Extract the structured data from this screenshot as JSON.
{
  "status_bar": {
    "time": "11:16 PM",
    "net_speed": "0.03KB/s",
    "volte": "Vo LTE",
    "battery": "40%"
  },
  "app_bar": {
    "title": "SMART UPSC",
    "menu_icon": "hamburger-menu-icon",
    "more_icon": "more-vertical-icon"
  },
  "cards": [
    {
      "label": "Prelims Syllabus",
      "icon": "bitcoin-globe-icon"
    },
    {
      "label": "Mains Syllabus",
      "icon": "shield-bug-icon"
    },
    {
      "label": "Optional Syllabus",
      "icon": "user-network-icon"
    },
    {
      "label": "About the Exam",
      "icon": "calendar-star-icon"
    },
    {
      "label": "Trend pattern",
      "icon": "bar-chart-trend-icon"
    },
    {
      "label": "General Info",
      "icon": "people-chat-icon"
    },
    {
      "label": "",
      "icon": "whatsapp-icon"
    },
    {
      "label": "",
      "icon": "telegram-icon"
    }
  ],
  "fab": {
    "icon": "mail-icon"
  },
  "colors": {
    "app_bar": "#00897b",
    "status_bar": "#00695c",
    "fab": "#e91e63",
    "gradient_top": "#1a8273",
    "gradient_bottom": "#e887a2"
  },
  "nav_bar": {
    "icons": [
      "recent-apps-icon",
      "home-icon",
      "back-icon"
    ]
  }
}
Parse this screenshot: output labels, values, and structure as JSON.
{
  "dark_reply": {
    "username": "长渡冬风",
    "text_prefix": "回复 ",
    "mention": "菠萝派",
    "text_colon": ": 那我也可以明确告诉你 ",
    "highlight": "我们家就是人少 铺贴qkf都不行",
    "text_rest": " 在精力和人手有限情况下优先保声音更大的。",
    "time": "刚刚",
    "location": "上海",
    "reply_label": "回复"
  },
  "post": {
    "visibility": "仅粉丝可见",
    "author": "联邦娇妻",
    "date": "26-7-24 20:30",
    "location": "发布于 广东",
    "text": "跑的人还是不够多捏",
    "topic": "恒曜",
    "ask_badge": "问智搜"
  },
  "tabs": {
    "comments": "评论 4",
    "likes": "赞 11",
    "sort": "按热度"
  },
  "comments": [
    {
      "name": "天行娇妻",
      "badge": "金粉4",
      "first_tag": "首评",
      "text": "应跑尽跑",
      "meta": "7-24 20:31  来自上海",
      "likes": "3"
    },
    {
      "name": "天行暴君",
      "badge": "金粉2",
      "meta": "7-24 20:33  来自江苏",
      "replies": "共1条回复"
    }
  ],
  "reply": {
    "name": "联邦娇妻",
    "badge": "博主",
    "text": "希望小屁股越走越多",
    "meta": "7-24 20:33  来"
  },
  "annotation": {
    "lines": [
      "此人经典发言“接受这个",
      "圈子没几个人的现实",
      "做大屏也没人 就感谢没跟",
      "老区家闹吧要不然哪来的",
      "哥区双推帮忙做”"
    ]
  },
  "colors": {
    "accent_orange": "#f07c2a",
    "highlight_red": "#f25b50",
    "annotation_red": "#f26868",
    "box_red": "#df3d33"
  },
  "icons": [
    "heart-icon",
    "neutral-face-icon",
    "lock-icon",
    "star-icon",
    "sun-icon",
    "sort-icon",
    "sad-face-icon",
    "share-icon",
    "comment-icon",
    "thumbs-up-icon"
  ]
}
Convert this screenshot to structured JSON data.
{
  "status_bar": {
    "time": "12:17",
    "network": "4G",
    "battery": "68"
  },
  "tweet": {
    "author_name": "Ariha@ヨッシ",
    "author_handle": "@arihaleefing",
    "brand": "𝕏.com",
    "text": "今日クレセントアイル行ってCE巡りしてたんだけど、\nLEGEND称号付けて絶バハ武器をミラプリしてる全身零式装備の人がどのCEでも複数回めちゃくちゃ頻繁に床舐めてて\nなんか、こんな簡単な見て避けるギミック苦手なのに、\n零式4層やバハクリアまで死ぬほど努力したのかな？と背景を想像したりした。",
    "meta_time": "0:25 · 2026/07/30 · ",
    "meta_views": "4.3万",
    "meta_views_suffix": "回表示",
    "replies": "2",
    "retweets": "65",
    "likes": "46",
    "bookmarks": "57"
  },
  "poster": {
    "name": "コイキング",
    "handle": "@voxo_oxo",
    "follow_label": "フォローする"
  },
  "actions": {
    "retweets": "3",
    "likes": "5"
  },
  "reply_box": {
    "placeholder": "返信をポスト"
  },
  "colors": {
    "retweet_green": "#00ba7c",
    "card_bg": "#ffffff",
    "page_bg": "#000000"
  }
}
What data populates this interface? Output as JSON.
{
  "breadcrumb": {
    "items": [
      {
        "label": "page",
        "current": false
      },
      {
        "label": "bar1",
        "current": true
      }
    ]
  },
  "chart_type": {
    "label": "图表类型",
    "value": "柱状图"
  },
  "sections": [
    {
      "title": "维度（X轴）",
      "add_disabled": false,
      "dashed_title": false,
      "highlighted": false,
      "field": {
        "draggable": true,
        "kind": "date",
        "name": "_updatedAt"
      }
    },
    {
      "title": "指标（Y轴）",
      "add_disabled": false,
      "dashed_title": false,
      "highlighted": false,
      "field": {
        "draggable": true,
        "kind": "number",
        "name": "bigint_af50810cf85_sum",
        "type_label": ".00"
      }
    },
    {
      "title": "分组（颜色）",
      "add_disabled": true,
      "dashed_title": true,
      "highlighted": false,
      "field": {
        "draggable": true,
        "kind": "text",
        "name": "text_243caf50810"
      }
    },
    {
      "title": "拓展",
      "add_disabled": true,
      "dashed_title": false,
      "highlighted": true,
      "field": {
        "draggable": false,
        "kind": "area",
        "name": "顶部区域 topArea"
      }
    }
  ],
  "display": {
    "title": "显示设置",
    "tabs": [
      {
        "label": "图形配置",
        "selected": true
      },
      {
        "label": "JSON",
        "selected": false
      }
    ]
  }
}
§ §
Task statement: Return the lines above exactly, keeping every word.

Problem solution:
Extract the structured data from this screenshot as JSON.
{
  "status_bar": {
    "time": "11:16 PM",
    "net_speed": "0.03KB/s",
    "volte": "Vo LTE",
    "battery": "40%"
  },
  "app_bar": {
    "title": "SMART UPSC",
    "menu_icon": "hamburger-menu-icon",
    "more_icon": "more-vertical-icon"
  },
  "cards": [
    {
      "label": "Prelims Syllabus",
      "icon": "bitcoin-globe-icon"
    },
    {
      "label": "Mains Syllabus",
      "icon": "shield-bug-icon"
    },
    {
      "label": "Optional Syllabus",
      "icon": "user-network-icon"
    },
    {
      "label": "About the Exam",
      "icon": "calendar-star-icon"
    },
    {
      "label": "Trend pattern",
      "icon": "bar-chart-trend-icon"
    },
    {
      "label": "General Info",
      "icon": "people-chat-icon"
    },
    {
      "label": "",
      "icon": "whatsapp-icon"
    },
    {
      "label": "",
      "icon": "telegram-icon"
    }
  ],
  "fab": {
    "icon": "mail-icon"
  },
  "colors": {
    "app_bar": "#00897b",
    "status_bar": "#00695c",
    "fab": "#e91e63",
    "gradient_top": "#1a8273",
    "gradient_bottom": "#e887a2"
  },
  "nav_bar": {
    "icons": [
      "recent-apps-icon",
      "home-icon",
      "back-icon"
    ]
  }
}
Parse this screenshot: output labels, values, and structure as JSON.
{
  "dark_reply": {
    "username": "长渡冬风",
    "text_prefix": "回复 ",
    "mention": "菠萝派",
    "text_colon": ": 那我也可以明确告诉你 ",
    "highlight": "我们家就是人少 铺贴qkf都不行",
    "text_rest": " 在精力和人手有限情况下优先保声音更大的。",
    "time": "刚刚",
    "location": "上海",
    "reply_label": "回复"
  },
  "post": {
    "visibility": "仅粉丝可见",
    "author": "联邦娇妻",
    "date": "26-7-24 20:30",
    "location": "发布于 广东",
    "text": "跑的人还是不够多捏",
    "topic": "恒曜",
    "ask_badge": "问智搜"
  },
  "tabs": {
    "comments": "评论 4",
    "likes": "赞 11",
    "sort": "按热度"
  },
  "comments": [
    {
      "name": "天行娇妻",
      "badge": "金粉4",
      "first_tag": "首评",
      "text": "应跑尽跑",
      "meta": "7-24 20:31  来自上海",
      "likes": "3"
    },
    {
      "name": "天行暴君",
      "badge": "金粉2",
      "meta": "7-24 20:33  来自江苏",
      "replies": "共1条回复"
    }
  ],
  "reply": {
    "name": "联邦娇妻",
    "badge": "博主",
    "text": "希望小屁股越走越多",
    "meta": "7-24 20:33  来"
  },
  "annotation": {
    "lines": [
      "此人经典发言“接受这个",
      "圈子没几个人的现实",
      "做大屏也没人 就感谢没跟",
      "老区家闹吧要不然哪来的",
      "哥区双推帮忙做”"
    ]
  },
  "colors": {
    "accent_orange": "#f07c2a",
    "highlight_red": "#f25b50",
    "annotation_red": "#f26868",
    "box_red": "#df3d33"
  },
  "icons": [
    "heart-icon",
    "neutral-face-icon",
    "lock-icon",
    "star-icon",
    "sun-icon",
    "sort-icon",
    "sad-face-icon",
    "share-icon",
    "comment-icon",
    "thumbs-up-icon"
  ]
}
Convert this screenshot to structured JSON data.
{
  "status_bar": {
    "time": "12:17",
    "network": "4G",
    "battery": "68"
  },
  "tweet": {
    "author_name": "Ariha@ヨッシ",
    "author_handle": "@arihaleefing",
    "brand": "𝕏.com",
    "text": "今日クレセントアイル行ってCE巡りしてたんだけど、\nLEGEND称号付けて絶バハ武器をミラプリしてる全身零式装備の人がどのCEでも複数回めちゃくちゃ頻繁に床舐めてて\nなんか、こんな簡単な見て避けるギミック苦手なのに、\n零式4層やバハクリアまで死ぬほど努力したのかな？と背景を想像したりした。",
    "meta_time": "0:25 · 2026/07/30 · ",
    "meta_views": "4.3万",
    "meta_views_suffix": "回表示",
    "replies": "2",
    "retweets": "65",
    "likes": "46",
    "bookmarks": "57"
  },
  "poster": {
    "name": "コイキング",
    "handle": "@voxo_oxo",
    "follow_label": "フォローする"
  },
  "actions": {
    "retweets": "3",
    "likes": "5"
  },
  "reply_box": {
    "placeholder": "返信をポスト"
  },
  "colors": {
    "retweet_green": "#00ba7c",
    "card_bg": "#ffffff",
    "page_bg": "#000000"
  }
}
What data populates this interface? Output as JSON.
{
  "breadcrumb": {
    "items": [
      {
        "label": "page",
        "current": false
      },
      {
        "label": "bar1",
        "current": true
      }
    ]
  },
  "chart_type": {
    "label": "图表类型",
    "value": "柱状图"
  },
  "sections": [
    {
      "title": "维度（X轴）",
      "add_disabled": false,
      "dashed_title": false,
      "highlighted": false,
      "field": {
        "draggable": true,
        "kind": "date",
        "name": "_updatedAt"
      }
    },
    {
      "title": "指标（Y轴）",
      "add_disabled": false,
      "dashed_title": false,
      "highlighted": false,
      "field": {
        "draggable": true,
        "kind": "number",
        "name": "bigint_af50810cf85_sum",
        "type_label": ".00"
      }
    },
    {
      "title": "分组（颜色）",
      "add_disabled": true,
      "dashed_title": true,
      "highlighted": false,
      "field": {
        "draggable": true,
        "kind": "text",
        "name": "text_243caf50810"
      }
    },
    {
      "title": "拓展",
      "add_disabled": true,
      "dashed_title": false,
      "highlighted": true,
      "field": {
        "draggable": false,
        "kind": "area",
        "name": "顶部区域 topArea"
      }
    }
  ],
  "display": {
    "title": "显示设置",
    "tabs": [
      {
        "label": "图形配置",
        "selected": true
      },
      {
        "label": "JSON",
        "selected": false
      }
    ]
  }
}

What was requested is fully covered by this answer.